* PROVIDED INFORMATION:
--------------------------------------------------
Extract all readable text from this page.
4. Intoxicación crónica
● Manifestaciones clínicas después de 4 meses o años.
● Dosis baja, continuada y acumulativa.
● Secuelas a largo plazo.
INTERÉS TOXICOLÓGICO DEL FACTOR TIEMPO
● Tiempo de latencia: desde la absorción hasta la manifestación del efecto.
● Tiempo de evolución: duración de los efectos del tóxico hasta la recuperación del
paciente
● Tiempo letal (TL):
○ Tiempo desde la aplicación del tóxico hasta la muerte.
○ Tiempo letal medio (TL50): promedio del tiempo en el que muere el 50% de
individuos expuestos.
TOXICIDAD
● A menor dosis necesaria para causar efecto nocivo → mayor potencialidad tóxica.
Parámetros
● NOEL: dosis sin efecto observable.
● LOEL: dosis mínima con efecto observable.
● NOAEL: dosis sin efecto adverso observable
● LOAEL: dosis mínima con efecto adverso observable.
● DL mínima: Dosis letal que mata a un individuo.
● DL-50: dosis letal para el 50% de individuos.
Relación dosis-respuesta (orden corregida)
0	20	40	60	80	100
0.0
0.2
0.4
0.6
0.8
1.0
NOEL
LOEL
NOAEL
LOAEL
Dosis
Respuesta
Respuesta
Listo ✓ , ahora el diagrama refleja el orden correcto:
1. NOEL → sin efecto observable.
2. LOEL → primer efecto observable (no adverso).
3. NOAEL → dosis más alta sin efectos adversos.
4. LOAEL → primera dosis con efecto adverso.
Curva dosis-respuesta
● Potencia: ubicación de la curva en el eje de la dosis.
--------------------------------------------------
* WHAT THE TASK ASKS: Extract the complete listing verbatim.

* WRITTEN REPLY:
Extract all readable text from this page.
4. Intoxicación crónica
● Manifestaciones clínicas después de 4 meses o años.
● Dosis baja, continuada y acumulativa.
● Secuelas a largo plazo.
INTERÉS TOXICOLÓGICO DEL FACTOR TIEMPO
● Tiempo de latencia: desde la absorción hasta la manifestación del efecto.
● Tiempo de evolución: duración de los efectos del tóxico hasta la recuperación del
paciente
● Tiempo letal (TL):
○ Tiempo desde la aplicación del tóxico hasta la muerte.
○ Tiempo letal medio (TL50): promedio del tiempo en el que muere el 50% de
individuos expuestos.
TOXICIDAD
● A menor dosis necesaria para causar efecto nocivo → mayor potencialidad tóxica.
Parámetros
● NOEL: dosis sin efecto observable.
● LOEL: dosis mínima con efecto observable.
● NOAEL: dosis sin efecto adverso observable
● LOAEL: dosis mínima con efecto adverso observable.
● DL mínima: Dosis letal que mata a un individuo.
● DL-50: dosis letal para el 50% de individuos.
Relación dosis-respuesta (orden corregida)
0	20	40	60	80	100
0.0
0.2
0.4
0.6
0.8
1.0
NOEL
LOEL
NOAEL
LOAEL
Dosis
Respuesta
Respuesta
Listo ✓ , ahora el diagrama refleja el orden correcto:
1. NOEL → sin efecto observable.
2. LOEL → primer efecto observable (no adverso).
3. NOAEL → dosis más alta sin efectos adversos.
4. LOAEL → primera dosis con efecto adverso.
Curva dosis-respuesta
● Potencia: ubicación de la curva en el eje de la dosis.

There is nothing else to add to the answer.